## TASK REQUIREMENTS
Reproduce every entry exactly, without alteration.

## RECORDS FOR THIS TASK
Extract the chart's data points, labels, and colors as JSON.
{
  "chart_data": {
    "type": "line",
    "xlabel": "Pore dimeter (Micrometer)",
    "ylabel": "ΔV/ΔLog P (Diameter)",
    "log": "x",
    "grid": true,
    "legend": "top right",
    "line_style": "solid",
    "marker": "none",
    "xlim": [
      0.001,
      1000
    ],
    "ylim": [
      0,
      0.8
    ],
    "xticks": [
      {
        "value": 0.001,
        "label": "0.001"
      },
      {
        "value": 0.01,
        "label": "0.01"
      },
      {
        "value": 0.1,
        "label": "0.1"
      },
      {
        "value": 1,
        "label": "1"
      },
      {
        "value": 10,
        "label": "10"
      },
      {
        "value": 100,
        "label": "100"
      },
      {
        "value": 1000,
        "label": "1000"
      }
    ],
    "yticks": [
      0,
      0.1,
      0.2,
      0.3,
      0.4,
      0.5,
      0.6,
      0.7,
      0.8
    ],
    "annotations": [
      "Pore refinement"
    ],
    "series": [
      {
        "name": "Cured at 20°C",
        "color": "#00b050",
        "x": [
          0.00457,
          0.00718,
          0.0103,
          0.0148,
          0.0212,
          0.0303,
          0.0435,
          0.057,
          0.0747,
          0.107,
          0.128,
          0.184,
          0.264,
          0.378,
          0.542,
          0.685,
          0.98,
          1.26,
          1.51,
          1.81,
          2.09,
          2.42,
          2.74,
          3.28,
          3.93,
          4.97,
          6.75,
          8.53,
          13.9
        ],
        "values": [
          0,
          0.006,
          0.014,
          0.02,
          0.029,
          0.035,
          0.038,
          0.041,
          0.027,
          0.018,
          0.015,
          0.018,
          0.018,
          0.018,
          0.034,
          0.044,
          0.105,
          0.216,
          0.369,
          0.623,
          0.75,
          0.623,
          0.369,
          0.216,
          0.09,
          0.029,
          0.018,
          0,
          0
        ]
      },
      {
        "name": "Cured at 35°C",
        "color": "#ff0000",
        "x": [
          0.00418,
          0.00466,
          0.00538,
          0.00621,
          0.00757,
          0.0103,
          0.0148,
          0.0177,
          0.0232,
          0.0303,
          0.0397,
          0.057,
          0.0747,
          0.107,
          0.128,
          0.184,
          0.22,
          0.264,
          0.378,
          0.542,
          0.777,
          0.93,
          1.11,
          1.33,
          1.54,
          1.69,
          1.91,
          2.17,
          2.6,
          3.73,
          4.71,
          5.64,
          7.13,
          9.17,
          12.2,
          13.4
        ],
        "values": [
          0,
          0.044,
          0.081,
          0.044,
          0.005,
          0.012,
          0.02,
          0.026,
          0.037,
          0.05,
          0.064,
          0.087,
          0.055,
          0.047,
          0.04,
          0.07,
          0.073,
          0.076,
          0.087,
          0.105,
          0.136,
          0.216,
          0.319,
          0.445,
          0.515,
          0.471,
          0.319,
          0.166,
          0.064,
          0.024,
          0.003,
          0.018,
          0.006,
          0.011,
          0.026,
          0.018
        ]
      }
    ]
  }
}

## ANSWER TO THIS EXERCISE
Extract the chart's data points, labels, and colors as JSON.
{
  "chart_data": {
    "type": "line",
    "xlabel": "Pore dimeter (Micrometer)",
    "ylabel": "ΔV/ΔLog P (Diameter)",
    "log": "x",
    "grid": true,
    "legend": "top right",
    "line_style": "solid",
    "marker": "none",
    "xlim": [
      0.001,
      1000
    ],
    "ylim": [
      0,
      0.8
    ],
    "xticks": [
      {
        "value": 0.001,
        "label": "0.001"
      },
      {
        "value": 0.01,
        "label": "0.01"
      },
      {
        "value": 0.1,
        "label": "0.1"
      },
      {
        "value": 1,
        "label": "1"
      },
      {
        "value": 10,
        "label": "10"
      },
      {
        "value": 100,
        "label": "100"
      },
      {
        "value": 1000,
        "label": "1000"
      }
    ],
    "yticks": [
      0,
      0.1,
      0.2,
      0.3,
      0.4,
      0.5,
      0.6,
      0.7,
      0.8
    ],
    "annotations": [
      "Pore refinement"
    ],
    "series": [
      {
        "name": "Cured at 20°C",
        "color": "#00b050",
        "x": [
          0.00457,
          0.00718,
          0.0103,
          0.0148,
          0.0212,
          0.0303,
          0.0435,
          0.057,
          0.0747,
          0.107,
          0.128,
          0.184,
          0.264,
          0.378,
          0.542,
          0.685,
          0.98,
          1.26,
          1.51,
          1.81,
          2.09,
          2.42,
          2.74,
          3.28,
          3.93,
          4.97,
          6.75,
          8.53,
          13.9
        ],
        "values": [
          0,
          0.006,
          0.014,
          0.02,
          0.029,
          0.035,
          0.038,
          0.041,
          0.027,
          0.018,
          0.015,
          0.018,
          0.018,
          0.018,
          0.034,
          0.044,
          0.105,
          0.216,
          0.369,
          0.623,
          0.75,
          0.623,
          0.369,
          0.216,
          0.09,
          0.029,
          0.018,
          0,
          0
        ]
      },
      {
        "name": "Cured at 35°C",
        "color": "#ff0000",
        "x": [
          0.00418,
          0.00466,
          0.00538,
          0.00621,
          0.00757,
          0.0103,
          0.0148,
          0.0177,
          0.0232,
          0.0303,
          0.0397,
          0.057,
          0.0747,
          0.107,
          0.128,
          0.184,
          0.22,
          0.264,
          0.378,
          0.542,
          0.777,
          0.93,
          1.11,
          1.33,
          1.54,
          1.69,
          1.91,
          2.17,
          2.6,
          3.73,
          4.71,
          5.64,
          7.13,
          9.17,
          12.2,
          13.4
        ],
        "values": [
          0,
          0.044,
          0.081,
          0.044,
          0.005,
          0.012,
          0.02,
          0.026,
          0.037,
          0.05,
          0.064,
          0.087,
          0.055,
          0.047,
          0.04,
          0.07,
          0.073,
          0.076,
          0.087,
          0.105,
          0.136,
          0.216,
          0.319,
          0.445,
          0.515,
          0.471,
          0.319,
          0.166,
          0.064,
          0.024,
          0.003,
          0.018,
          0.006,
          0.011,
          0.026,
          0.018
        ]
      }
    ]
  }
}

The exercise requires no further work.